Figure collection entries

--------------------------------------------------

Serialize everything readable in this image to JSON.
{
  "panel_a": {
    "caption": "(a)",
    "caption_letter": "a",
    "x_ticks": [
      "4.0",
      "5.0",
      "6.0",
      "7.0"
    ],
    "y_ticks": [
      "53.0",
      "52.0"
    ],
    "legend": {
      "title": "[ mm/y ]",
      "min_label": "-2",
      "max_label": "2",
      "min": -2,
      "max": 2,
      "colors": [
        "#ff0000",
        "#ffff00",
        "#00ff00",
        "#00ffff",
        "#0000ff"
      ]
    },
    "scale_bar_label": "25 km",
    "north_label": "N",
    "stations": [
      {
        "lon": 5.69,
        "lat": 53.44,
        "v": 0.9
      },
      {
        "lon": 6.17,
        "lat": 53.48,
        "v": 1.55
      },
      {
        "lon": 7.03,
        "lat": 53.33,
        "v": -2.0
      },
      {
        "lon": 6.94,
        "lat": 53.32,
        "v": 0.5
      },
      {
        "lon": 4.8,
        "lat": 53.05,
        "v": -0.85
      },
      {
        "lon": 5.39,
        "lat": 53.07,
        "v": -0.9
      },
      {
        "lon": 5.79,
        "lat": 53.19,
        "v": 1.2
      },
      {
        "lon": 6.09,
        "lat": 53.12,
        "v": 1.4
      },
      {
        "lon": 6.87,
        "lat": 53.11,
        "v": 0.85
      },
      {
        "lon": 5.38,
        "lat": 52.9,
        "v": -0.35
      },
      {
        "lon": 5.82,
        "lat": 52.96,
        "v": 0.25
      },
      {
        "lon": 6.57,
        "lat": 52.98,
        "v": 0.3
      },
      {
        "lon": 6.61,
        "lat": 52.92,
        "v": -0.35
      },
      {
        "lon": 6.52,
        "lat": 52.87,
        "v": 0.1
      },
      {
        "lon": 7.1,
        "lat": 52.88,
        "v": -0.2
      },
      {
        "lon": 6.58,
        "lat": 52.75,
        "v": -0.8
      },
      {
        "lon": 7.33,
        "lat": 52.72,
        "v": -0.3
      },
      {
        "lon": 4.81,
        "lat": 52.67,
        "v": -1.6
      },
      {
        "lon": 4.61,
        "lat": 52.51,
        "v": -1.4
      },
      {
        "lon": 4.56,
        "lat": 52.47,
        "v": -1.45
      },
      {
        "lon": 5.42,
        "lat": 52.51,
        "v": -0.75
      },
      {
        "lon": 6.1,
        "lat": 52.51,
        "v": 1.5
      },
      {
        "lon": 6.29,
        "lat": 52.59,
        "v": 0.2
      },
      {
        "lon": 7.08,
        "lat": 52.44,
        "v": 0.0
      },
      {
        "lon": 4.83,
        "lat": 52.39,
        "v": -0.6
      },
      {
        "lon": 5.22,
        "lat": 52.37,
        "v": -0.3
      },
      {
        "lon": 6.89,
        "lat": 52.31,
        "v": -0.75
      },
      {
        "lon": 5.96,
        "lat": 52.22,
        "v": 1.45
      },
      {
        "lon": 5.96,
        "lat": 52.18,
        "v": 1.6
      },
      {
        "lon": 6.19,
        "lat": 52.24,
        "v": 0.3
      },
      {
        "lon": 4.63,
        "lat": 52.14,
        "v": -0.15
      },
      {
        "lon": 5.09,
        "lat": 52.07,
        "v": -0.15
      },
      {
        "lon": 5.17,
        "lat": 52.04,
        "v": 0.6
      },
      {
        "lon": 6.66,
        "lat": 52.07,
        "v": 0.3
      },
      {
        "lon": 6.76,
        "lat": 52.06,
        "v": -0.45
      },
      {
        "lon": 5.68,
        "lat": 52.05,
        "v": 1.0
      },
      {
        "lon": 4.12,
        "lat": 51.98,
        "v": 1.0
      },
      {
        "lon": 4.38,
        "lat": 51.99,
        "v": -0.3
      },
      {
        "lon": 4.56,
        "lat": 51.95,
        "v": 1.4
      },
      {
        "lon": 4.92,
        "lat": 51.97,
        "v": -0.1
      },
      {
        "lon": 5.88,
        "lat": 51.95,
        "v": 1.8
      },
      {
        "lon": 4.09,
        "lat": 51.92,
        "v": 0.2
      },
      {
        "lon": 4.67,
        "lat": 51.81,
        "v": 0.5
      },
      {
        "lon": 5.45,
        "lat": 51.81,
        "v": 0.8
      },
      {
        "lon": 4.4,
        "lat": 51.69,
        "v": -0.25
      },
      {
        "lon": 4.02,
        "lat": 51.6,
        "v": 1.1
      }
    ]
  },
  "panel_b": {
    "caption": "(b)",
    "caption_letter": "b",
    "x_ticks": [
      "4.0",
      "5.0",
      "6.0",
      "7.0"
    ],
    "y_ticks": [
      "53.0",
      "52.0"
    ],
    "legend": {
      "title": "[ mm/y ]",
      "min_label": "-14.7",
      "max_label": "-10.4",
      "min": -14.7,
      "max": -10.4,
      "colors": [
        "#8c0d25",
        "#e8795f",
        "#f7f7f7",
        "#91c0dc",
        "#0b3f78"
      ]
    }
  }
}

--------------------------------------------------

◆ What you are asked to do
Restate the listing in full, word for word.

◆ The output
Serialize everything readable in this image to JSON.
{
  "panel_a": {
    "caption": "(a)",
    "caption_letter": "a",
    "x_ticks": [
      "4.0",
      "5.0",
      "6.0",
      "7.0"
    ],
    "y_ticks": [
      "53.0",
      "52.0"
    ],
    "legend": {
      "title": "[ mm/y ]",
      "min_label": "-2",
      "max_label": "2",
      "min": -2,
      "max": 2,
      "colors": [
        "#ff0000",
        "#ffff00",
        "#00ff00",
        "#00ffff",
        "#0000ff"
      ]
    },
    "scale_bar_label": "25 km",
    "north_label": "N",
    "stations": [
      {
        "lon": 5.69,
        "lat": 53.44,
        "v": 0.9
      },
      {
        "lon": 6.17,
        "lat": 53.48,
        "v": 1.55
      },
      {
        "lon": 7.03,
        "lat": 53.33,
        "v": -2.0
      },
      {
        "lon": 6.94,
        "lat": 53.32,
        "v": 0.5
      },
      {
        "lon": 4.8,
        "lat": 53.05,
        "v": -0.85
      },
      {
        "lon": 5.39,
        "lat": 53.07,
        "v": -0.9
      },
      {
        "lon": 5.79,
        "lat": 53.19,
        "v": 1.2
      },
      {
        "lon": 6.09,
        "lat": 53.12,
        "v": 1.4
      },
      {
        "lon": 6.87,
        "lat": 53.11,
        "v": 0.85
      },
      {
        "lon": 5.38,
        "lat": 52.9,
        "v": -0.35
      },
      {
        "lon": 5.82,
        "lat": 52.96,
        "v": 0.25
      },
      {
        "lon": 6.57,
        "lat": 52.98,
        "v": 0.3
      },
      {
        "lon": 6.61,
        "lat": 52.92,
        "v": -0.35
      },
      {
        "lon": 6.52,
        "lat": 52.87,
        "v": 0.1
      },
      {
        "lon": 7.1,
        "lat": 52.88,
        "v": -0.2
      },
      {
        "lon": 6.58,
        "lat": 52.75,
        "v": -0.8
      },
      {
        "lon": 7.33,
        "lat": 52.72,
        "v": -0.3
      },
      {
        "lon": 4.81,
        "lat": 52.67,
        "v": -1.6
      },
      {
        "lon": 4.61,
        "lat": 52.51,
        "v": -1.4
      },
      {
        "lon": 4.56,
        "lat": 52.47,
        "v": -1.45
      },
      {
        "lon": 5.42,
        "lat": 52.51,
        "v": -0.75
      },
      {
        "lon": 6.1,
        "lat": 52.51,
        "v": 1.5
      },
      {
        "lon": 6.29,
        "lat": 52.59,
        "v": 0.2
      },
      {
        "lon": 7.08,
        "lat": 52.44,
        "v": 0.0
      },
      {
        "lon": 4.83,
        "lat": 52.39,
        "v": -0.6
      },
      {
        "lon": 5.22,
        "lat": 52.37,
        "v": -0.3
      },
      {
        "lon": 6.89,
        "lat": 52.31,
        "v": -0.75
      },
      {
        "lon": 5.96,
        "lat": 52.22,
        "v": 1.45
      },
      {
        "lon": 5.96,
        "lat": 52.18,
        "v": 1.6
      },
      {
        "lon": 6.19,
        "lat": 52.24,
        "v": 0.3
      },
      {
        "lon": 4.63,
        "lat": 52.14,
        "v": -0.15
      },
      {
        "lon": 5.09,
        "lat": 52.07,
        "v": -0.15
      },
      {
        "lon": 5.17,
        "lat": 52.04,
        "v": 0.6
      },
      {
        "lon": 6.66,
        "lat": 52.07,
        "v": 0.3
      },
      {
        "lon": 6.76,
        "lat": 52.06,
        "v": -0.45
      },
      {
        "lon": 5.68,
        "lat": 52.05,
        "v": 1.0
      },
      {
        "lon": 4.12,
        "lat": 51.98,
        "v": 1.0
      },
      {
        "lon": 4.38,
        "lat": 51.99,
        "v": -0.3
      },
      {
        "lon": 4.56,
        "lat": 51.95,
        "v": 1.4
      },
      {
        "lon": 4.92,
        "lat": 51.97,
        "v": -0.1
      },
      {
        "lon": 5.88,
        "lat": 51.95,
        "v": 1.8
      },
      {
        "lon": 4.09,
        "lat": 51.92,
        "v": 0.2
      },
      {
        "lon": 4.67,
        "lat": 51.81,
        "v": 0.5
      },
      {
        "lon": 5.45,
        "lat": 51.81,
        "v": 0.8
      },
      {
        "lon": 4.4,
        "lat": 51.69,
        "v": -0.25
      },
      {
        "lon": 4.02,
        "lat": 51.6,
        "v": 1.1
      }
    ]
  },
  "panel_b": {
    "caption": "(b)",
    "caption_letter": "b",
    "x_ticks": [
      "4.0",
      "5.0",
      "6.0",
      "7.0"
    ],
    "y_ticks": [
      "53.0",
      "52.0"
    ],
    "legend": {
      "title": "[ mm/y ]",
      "min_label": "-14.7",
      "max_label": "-10.4",
      "min": -14.7,
      "max": -10.4,
      "colors": [
        "#8c0d25",
        "#e8795f",
        "#f7f7f7",
        "#91c0dc",
        "#0b3f78"
      ]
    }
  }
}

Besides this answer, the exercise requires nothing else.